### Figure contents as structured data

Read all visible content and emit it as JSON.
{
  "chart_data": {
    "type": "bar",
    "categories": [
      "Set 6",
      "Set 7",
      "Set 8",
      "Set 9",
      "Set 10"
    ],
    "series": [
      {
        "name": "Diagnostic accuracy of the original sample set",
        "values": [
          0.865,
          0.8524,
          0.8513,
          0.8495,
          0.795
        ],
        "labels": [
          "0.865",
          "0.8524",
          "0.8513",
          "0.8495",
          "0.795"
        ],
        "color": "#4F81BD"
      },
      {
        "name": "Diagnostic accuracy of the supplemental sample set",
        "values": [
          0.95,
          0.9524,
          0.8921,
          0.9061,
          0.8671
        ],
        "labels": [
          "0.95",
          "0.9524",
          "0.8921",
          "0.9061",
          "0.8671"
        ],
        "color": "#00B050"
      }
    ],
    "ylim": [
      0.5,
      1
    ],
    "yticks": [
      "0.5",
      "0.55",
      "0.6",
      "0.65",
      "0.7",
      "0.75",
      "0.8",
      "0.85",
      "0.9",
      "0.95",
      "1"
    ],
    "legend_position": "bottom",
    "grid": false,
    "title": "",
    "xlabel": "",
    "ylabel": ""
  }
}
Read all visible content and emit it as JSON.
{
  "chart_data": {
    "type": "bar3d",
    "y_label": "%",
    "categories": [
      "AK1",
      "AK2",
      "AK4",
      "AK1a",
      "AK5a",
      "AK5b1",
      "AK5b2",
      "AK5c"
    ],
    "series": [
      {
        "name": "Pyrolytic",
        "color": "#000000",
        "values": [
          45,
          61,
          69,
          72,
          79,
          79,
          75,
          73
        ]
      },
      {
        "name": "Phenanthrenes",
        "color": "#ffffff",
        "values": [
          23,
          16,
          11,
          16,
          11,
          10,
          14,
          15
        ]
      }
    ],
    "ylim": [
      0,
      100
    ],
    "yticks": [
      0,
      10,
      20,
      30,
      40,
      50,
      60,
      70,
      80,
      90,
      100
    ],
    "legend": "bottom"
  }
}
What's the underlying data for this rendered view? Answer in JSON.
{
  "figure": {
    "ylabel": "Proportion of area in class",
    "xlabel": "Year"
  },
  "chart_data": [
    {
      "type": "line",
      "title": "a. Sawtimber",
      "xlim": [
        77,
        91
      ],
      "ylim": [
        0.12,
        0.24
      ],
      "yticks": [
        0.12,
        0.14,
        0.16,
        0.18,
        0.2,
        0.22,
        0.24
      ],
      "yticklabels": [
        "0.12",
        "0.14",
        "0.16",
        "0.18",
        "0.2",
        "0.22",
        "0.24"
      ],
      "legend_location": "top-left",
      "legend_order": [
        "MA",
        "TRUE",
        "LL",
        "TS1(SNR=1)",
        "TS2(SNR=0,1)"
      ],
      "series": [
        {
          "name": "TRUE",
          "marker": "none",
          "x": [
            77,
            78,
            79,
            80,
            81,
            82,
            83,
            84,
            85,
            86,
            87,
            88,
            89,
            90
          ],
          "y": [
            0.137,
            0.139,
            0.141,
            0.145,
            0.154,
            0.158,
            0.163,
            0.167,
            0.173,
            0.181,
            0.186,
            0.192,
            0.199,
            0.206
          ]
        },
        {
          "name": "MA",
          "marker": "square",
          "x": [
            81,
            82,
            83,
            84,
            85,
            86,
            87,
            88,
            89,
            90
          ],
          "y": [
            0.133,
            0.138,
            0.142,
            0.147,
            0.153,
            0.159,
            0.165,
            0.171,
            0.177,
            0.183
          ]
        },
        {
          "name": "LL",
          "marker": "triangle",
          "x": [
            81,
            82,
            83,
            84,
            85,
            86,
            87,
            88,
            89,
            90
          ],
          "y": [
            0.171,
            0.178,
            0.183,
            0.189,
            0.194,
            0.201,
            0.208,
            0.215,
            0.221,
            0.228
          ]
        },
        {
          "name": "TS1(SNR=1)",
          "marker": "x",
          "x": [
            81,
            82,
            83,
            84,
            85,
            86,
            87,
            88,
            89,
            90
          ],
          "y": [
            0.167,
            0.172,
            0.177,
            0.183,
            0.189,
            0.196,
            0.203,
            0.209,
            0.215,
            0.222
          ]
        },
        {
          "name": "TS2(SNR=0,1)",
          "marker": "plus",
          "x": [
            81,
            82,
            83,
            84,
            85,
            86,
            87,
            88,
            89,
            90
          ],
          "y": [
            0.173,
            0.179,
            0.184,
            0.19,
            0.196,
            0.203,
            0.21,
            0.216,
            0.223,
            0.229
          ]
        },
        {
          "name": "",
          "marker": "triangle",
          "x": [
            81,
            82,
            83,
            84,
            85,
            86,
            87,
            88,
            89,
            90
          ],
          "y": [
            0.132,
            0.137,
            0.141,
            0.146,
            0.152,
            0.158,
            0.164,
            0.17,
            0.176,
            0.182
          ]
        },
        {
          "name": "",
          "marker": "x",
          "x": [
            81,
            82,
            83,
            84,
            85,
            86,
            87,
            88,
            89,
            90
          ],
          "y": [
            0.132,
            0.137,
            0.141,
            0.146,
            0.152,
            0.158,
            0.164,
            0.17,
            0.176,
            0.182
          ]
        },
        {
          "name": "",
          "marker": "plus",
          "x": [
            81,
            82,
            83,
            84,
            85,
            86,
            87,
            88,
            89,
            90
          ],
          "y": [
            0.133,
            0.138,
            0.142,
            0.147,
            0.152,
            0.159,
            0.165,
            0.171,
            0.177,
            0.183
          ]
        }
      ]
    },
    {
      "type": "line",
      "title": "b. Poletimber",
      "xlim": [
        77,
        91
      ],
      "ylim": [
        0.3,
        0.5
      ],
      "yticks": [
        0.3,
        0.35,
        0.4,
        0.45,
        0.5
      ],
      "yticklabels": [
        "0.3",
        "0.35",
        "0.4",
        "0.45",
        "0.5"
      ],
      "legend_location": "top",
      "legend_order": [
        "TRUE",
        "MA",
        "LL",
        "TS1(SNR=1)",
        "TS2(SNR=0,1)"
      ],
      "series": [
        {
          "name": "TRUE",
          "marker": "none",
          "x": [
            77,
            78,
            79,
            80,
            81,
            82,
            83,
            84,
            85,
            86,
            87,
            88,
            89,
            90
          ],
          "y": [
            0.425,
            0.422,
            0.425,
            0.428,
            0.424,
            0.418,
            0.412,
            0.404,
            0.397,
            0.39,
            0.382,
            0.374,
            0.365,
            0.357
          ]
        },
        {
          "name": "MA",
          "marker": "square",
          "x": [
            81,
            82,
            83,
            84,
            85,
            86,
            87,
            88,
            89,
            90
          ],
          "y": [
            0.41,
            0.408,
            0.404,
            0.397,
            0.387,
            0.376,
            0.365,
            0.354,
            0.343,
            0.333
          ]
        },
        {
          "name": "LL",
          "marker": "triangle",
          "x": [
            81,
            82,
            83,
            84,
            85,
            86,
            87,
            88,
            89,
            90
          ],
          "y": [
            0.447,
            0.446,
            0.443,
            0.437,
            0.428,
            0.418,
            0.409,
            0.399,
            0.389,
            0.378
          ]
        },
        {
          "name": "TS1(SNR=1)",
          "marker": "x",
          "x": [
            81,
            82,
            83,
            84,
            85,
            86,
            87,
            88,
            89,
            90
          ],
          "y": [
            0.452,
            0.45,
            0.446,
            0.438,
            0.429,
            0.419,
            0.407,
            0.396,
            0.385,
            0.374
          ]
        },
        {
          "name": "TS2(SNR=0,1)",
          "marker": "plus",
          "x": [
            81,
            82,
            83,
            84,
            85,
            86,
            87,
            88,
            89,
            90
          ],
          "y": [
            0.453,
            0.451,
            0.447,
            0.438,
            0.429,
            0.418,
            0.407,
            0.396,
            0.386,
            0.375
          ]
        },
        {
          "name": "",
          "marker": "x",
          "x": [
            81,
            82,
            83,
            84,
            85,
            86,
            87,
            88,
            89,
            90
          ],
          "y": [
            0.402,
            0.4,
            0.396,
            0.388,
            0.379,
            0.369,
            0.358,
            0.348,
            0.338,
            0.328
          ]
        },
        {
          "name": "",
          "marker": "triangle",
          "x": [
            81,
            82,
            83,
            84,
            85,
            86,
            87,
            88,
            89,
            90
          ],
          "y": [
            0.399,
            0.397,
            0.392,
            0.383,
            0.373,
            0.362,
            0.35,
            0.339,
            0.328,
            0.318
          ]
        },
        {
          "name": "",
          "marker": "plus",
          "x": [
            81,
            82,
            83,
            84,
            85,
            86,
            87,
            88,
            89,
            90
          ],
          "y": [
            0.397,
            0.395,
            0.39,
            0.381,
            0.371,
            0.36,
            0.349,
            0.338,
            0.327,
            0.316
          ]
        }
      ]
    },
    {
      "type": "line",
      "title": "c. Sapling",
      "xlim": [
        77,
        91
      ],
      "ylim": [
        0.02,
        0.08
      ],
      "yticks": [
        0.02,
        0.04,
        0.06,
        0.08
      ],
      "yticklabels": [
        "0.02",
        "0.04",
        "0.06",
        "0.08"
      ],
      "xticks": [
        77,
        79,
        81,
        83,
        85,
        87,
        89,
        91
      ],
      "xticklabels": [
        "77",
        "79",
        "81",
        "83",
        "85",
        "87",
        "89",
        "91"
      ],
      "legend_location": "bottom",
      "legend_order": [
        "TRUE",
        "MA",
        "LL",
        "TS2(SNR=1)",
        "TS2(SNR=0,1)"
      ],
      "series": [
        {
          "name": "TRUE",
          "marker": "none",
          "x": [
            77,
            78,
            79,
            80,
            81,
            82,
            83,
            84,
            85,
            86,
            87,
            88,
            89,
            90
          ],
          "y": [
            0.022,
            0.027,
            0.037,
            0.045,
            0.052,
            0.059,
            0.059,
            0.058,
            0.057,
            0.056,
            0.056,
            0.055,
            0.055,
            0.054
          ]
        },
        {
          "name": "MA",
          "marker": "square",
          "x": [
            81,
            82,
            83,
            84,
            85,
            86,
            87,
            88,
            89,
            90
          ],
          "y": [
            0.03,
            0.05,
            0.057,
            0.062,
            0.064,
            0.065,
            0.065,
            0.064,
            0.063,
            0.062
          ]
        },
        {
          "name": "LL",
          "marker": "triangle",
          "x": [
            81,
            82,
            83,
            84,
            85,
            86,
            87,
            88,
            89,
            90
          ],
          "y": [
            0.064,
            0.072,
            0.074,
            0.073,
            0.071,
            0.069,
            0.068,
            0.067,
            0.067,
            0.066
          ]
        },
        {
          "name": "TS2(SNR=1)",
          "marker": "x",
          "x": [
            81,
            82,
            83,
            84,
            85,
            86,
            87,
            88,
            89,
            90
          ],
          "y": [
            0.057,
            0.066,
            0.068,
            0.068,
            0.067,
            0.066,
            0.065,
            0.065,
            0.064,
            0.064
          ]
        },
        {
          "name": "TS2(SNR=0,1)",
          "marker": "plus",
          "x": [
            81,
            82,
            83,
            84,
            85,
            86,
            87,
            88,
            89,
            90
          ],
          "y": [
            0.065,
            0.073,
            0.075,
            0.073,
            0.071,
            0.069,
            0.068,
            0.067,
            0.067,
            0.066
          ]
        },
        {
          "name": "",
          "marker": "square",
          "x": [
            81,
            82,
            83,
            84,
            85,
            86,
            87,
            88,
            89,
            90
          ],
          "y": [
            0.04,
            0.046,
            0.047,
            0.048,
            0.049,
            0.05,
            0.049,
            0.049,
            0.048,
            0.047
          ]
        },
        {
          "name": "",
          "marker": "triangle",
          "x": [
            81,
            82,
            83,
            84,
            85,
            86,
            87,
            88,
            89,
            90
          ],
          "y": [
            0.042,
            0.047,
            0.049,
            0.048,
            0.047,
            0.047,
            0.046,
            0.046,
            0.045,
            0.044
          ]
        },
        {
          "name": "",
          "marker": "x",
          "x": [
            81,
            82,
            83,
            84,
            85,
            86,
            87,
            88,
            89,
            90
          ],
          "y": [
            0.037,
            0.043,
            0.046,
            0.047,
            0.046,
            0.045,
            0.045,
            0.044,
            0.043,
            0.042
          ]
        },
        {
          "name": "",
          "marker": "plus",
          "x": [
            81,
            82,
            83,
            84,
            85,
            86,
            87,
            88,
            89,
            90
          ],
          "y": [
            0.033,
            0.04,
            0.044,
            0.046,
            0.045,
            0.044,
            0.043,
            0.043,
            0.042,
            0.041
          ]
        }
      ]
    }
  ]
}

### TASK STATEMENT
Search the data for "color". Copy every line that has it.

### ANSWER TO THE PROBLEM
        "color": "#4F81BD"
        "color": "#00B050"
        "color": "#000000",
        "color": "#ffffff",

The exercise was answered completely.